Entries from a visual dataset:
BEGIN

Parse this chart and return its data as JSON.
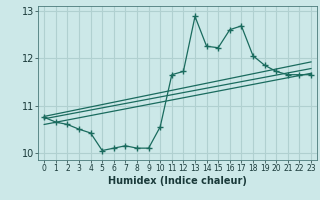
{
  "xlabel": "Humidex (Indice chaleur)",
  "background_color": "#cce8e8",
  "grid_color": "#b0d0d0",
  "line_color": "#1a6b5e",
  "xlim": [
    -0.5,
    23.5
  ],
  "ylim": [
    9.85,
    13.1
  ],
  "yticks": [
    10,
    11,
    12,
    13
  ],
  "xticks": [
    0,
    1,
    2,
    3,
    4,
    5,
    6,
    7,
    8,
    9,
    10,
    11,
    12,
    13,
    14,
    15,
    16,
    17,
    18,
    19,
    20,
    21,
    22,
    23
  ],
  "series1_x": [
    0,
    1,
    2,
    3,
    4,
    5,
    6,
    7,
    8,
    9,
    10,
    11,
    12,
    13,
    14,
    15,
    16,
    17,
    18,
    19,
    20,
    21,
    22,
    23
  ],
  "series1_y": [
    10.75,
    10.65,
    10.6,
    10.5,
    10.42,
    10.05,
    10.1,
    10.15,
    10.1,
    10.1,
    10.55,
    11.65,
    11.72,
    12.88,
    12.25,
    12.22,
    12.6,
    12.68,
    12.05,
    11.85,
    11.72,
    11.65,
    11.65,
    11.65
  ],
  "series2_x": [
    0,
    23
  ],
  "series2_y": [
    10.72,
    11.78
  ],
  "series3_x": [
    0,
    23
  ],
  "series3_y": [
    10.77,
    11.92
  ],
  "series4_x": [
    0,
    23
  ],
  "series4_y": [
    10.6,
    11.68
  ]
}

END
BEGIN

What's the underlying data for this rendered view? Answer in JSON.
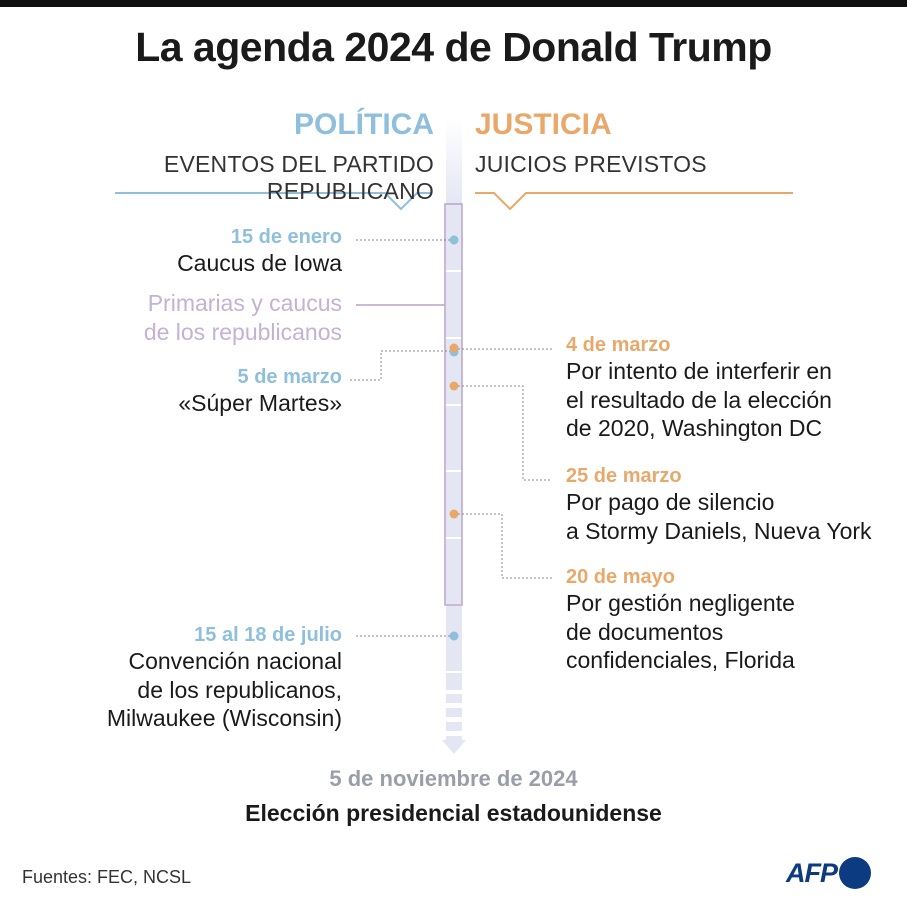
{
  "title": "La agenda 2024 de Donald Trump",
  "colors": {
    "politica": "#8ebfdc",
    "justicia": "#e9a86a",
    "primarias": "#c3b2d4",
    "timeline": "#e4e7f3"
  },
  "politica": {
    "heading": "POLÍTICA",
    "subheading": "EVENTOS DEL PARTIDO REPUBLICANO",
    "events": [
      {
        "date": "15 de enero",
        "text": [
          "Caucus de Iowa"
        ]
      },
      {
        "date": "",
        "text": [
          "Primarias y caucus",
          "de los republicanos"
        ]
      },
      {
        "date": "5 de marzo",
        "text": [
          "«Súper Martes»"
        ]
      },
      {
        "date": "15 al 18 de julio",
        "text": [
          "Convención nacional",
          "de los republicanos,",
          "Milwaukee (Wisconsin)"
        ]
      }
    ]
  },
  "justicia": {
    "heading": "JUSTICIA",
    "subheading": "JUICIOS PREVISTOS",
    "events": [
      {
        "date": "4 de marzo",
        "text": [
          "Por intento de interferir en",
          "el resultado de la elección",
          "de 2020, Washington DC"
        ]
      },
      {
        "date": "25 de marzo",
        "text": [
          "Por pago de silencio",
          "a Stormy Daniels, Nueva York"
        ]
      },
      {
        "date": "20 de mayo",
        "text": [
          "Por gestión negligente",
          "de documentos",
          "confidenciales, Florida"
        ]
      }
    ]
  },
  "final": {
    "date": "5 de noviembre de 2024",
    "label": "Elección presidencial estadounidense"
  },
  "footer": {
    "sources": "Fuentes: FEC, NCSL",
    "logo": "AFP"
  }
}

END

→ What this task involves: Extract all lines containing the word "republicanos".

→ Solution to this exercise:
          "de los republicanos"
          "de los republicanos,",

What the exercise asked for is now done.